## PROBLEM REQUIREMENTS
Go through the material below and count the lines with the string "Hello"; the number is the whole answer.
= = = =
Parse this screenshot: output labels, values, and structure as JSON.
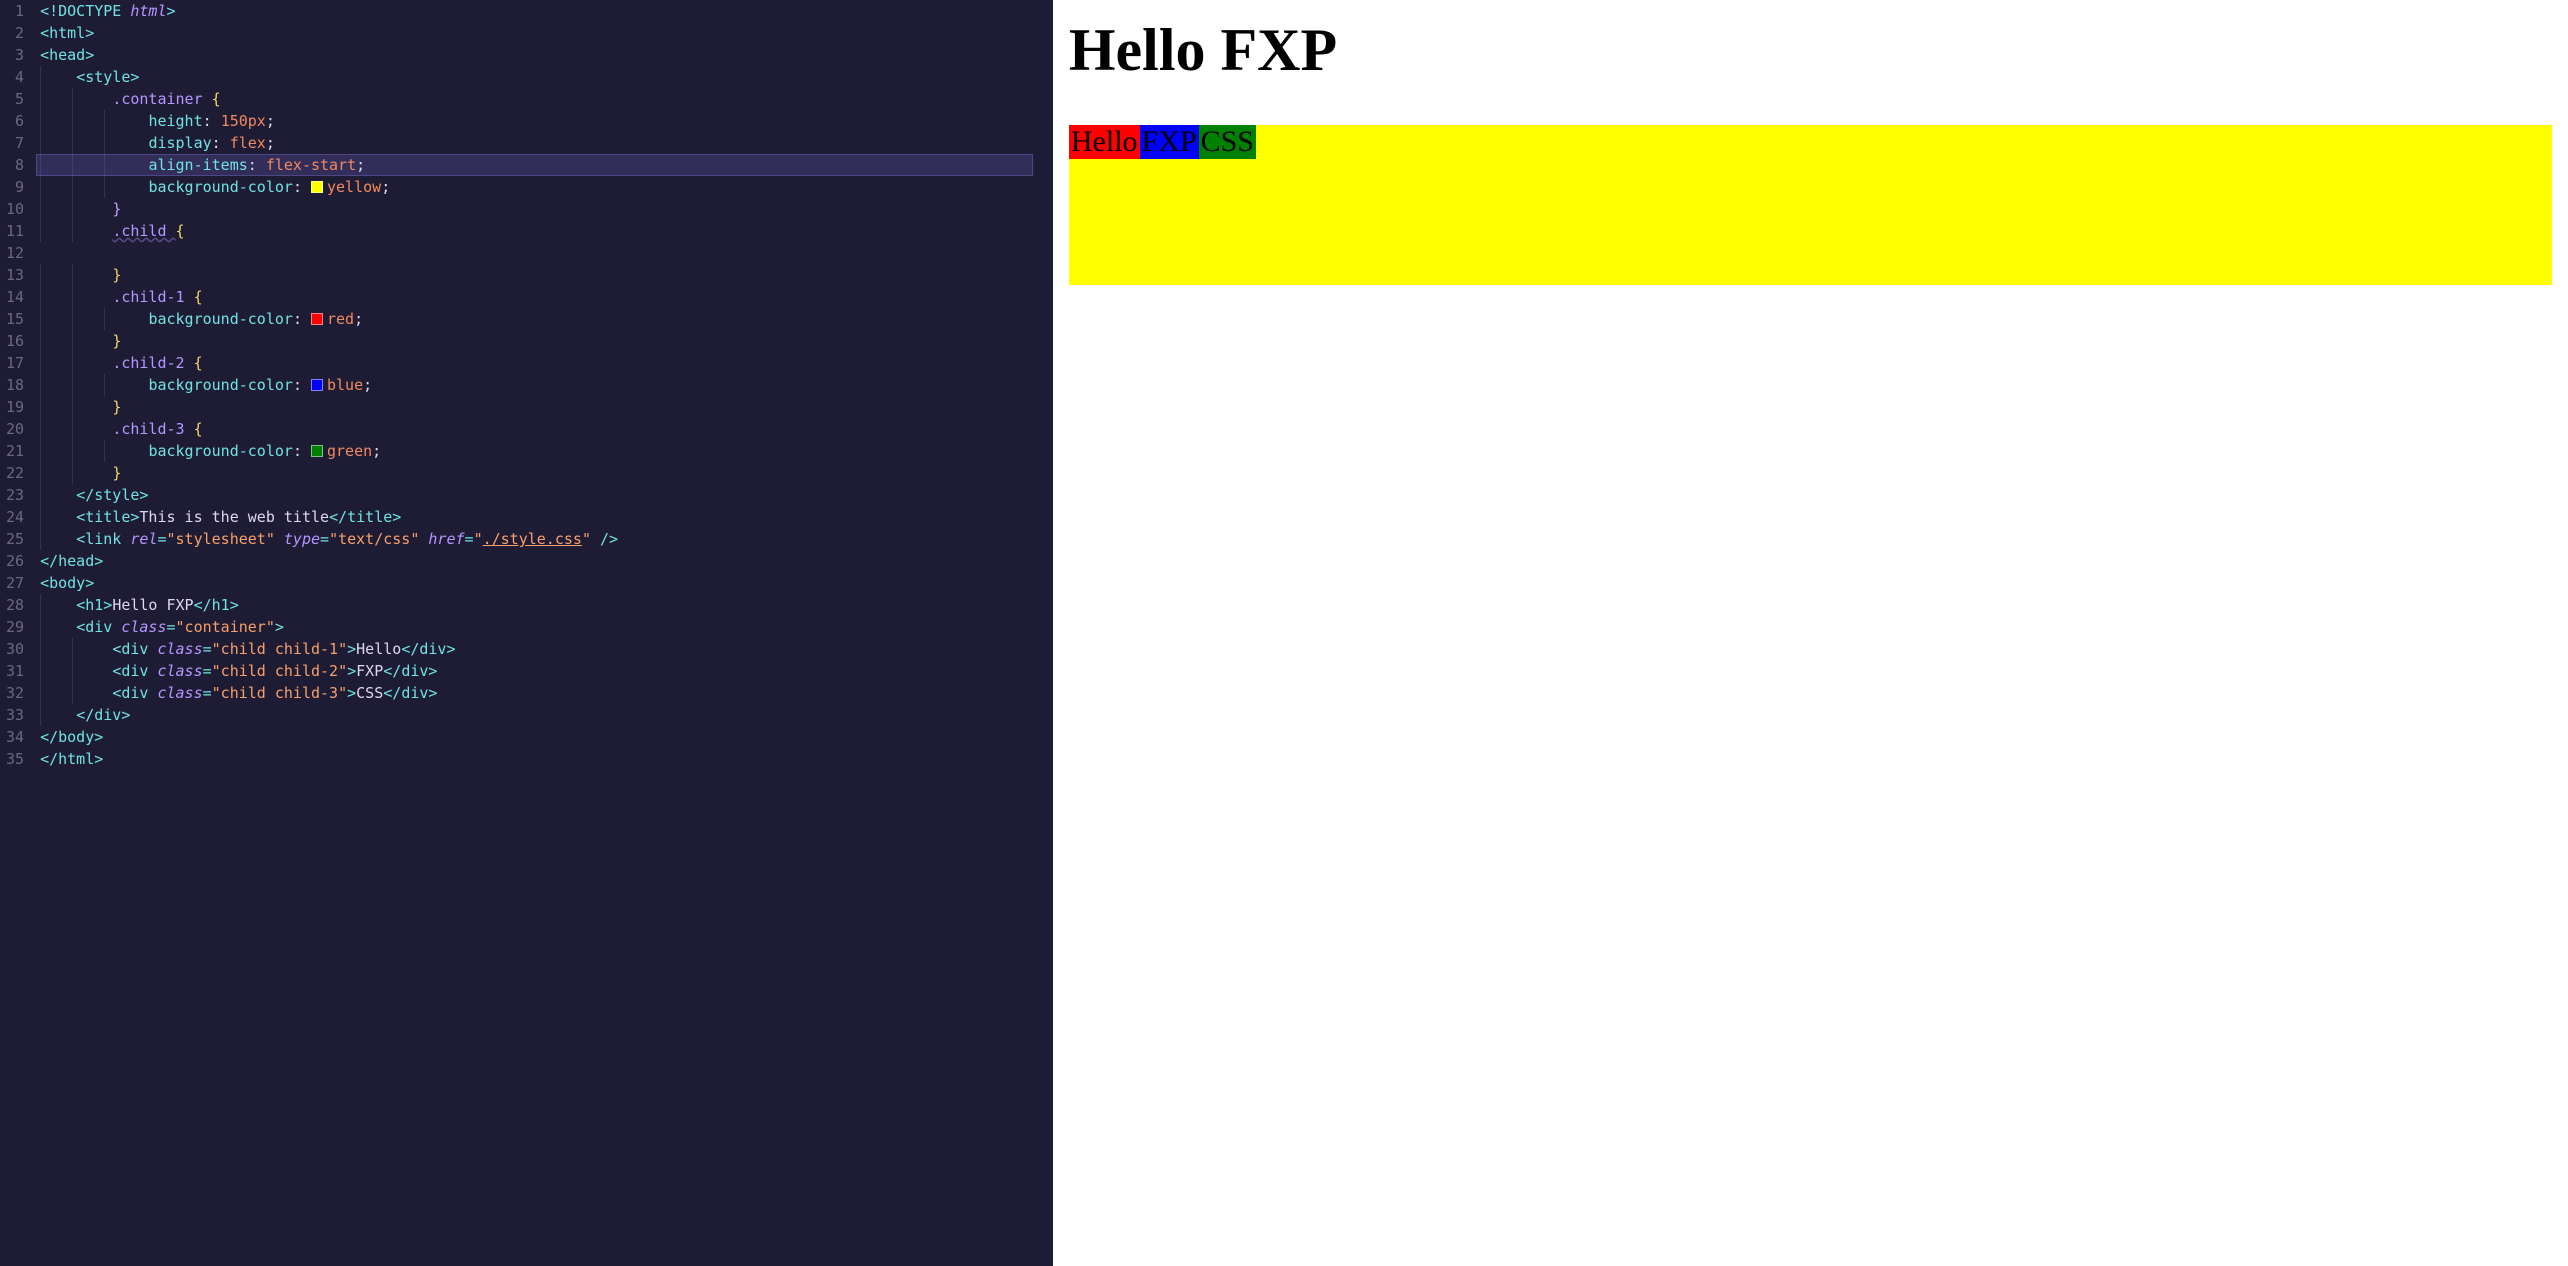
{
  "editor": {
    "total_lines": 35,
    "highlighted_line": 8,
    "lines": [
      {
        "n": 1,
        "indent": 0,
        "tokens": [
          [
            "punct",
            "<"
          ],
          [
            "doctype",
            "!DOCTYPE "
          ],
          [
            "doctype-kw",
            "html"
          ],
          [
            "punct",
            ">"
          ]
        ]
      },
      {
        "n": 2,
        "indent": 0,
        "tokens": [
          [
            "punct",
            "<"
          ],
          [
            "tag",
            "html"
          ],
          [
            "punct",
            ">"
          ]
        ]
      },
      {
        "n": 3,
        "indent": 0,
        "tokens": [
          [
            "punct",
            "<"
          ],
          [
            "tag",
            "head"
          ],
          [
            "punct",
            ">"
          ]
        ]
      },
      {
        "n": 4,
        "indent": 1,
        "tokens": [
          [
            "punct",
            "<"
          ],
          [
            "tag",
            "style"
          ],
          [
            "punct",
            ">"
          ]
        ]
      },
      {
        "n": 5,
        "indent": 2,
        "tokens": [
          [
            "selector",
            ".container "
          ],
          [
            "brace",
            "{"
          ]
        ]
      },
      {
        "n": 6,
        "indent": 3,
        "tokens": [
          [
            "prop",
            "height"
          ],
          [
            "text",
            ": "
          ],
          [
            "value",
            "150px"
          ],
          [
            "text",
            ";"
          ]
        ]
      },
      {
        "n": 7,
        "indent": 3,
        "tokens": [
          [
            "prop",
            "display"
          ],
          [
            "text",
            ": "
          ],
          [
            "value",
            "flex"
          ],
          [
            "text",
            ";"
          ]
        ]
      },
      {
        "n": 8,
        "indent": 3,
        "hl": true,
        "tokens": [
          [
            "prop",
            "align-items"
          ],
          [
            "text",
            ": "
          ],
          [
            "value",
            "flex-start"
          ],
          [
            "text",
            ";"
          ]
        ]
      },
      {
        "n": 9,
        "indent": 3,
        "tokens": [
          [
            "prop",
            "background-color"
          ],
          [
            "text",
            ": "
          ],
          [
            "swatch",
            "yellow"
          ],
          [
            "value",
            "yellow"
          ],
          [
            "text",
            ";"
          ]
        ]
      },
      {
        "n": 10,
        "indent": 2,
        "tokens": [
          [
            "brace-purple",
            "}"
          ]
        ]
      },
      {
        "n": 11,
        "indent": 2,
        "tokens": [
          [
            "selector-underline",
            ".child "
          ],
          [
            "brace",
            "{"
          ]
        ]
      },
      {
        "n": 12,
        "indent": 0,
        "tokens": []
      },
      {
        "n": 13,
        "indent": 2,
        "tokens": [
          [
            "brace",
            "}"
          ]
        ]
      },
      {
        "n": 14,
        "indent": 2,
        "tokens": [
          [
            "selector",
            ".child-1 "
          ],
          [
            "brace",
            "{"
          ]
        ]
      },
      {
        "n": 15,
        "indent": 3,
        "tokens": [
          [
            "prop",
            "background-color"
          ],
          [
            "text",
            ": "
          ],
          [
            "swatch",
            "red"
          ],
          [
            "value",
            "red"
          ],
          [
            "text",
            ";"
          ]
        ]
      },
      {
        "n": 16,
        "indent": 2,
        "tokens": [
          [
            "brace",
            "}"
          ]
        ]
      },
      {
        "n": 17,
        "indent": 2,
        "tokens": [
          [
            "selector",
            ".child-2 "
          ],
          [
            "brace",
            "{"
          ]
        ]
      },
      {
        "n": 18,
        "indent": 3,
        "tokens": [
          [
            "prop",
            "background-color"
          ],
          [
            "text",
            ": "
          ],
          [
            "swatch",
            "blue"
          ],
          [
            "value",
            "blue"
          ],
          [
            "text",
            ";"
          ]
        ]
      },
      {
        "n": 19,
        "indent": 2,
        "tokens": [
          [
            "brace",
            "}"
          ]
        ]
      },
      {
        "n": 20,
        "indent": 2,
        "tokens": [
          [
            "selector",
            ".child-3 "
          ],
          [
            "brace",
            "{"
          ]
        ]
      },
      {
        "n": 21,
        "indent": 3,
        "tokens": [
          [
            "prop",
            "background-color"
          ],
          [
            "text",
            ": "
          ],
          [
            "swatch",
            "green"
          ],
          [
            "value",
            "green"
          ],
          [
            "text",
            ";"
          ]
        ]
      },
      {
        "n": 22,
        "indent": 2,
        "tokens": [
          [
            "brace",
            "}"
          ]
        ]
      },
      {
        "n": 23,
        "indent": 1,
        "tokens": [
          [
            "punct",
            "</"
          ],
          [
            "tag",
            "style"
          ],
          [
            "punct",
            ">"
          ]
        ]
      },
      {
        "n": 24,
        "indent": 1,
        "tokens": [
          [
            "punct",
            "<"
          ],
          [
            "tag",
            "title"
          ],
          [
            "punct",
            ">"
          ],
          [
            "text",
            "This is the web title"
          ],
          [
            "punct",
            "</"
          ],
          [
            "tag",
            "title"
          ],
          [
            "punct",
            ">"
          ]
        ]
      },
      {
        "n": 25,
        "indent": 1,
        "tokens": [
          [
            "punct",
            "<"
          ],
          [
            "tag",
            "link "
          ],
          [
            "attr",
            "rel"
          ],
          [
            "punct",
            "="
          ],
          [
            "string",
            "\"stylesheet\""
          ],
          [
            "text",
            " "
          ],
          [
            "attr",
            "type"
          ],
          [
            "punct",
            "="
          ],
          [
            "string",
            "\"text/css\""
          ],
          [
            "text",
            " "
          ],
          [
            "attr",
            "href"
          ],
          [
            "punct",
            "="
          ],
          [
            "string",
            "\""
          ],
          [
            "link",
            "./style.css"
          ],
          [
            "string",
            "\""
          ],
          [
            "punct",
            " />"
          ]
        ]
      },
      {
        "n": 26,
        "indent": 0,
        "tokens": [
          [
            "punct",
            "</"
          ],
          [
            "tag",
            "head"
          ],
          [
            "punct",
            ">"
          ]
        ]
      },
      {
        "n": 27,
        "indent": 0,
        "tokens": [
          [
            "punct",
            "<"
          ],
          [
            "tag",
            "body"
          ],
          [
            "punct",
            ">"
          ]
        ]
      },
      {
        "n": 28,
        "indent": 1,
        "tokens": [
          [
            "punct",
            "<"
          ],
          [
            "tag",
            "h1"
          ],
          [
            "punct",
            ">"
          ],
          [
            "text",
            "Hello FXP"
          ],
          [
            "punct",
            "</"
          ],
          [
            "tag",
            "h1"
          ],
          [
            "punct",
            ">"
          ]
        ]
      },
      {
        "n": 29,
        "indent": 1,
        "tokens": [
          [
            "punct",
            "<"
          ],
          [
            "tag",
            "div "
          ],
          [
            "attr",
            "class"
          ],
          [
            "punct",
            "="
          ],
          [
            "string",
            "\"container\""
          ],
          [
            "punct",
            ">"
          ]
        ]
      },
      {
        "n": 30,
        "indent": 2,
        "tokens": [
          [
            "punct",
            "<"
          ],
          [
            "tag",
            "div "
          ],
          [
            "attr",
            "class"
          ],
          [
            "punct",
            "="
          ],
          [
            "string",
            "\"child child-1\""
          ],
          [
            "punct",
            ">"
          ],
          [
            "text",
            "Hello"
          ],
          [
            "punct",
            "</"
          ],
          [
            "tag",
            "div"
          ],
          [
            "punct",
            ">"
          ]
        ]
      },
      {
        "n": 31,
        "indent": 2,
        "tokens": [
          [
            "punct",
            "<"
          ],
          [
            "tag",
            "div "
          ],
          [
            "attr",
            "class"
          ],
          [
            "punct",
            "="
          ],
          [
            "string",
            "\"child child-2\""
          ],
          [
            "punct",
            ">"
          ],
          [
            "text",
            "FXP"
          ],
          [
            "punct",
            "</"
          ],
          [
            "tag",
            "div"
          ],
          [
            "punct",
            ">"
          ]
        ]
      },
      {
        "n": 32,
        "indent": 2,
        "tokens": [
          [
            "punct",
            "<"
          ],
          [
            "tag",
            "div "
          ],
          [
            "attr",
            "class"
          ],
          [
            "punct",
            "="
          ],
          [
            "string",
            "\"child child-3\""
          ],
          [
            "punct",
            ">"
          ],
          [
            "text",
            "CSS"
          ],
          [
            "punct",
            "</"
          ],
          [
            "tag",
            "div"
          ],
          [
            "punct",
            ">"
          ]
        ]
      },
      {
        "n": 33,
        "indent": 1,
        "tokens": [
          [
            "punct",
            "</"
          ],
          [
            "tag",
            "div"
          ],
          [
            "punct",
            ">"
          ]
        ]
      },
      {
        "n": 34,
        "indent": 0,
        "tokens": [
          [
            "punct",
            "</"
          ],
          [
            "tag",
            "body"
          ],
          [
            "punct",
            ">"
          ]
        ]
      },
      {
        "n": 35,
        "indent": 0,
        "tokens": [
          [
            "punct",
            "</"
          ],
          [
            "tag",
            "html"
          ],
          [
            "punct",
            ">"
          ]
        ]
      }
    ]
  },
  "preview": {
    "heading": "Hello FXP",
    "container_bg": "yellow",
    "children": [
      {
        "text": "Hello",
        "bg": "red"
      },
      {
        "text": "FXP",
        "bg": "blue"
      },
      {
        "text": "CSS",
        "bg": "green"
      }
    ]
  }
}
= = = =
## COMPLETE RESPONSE
4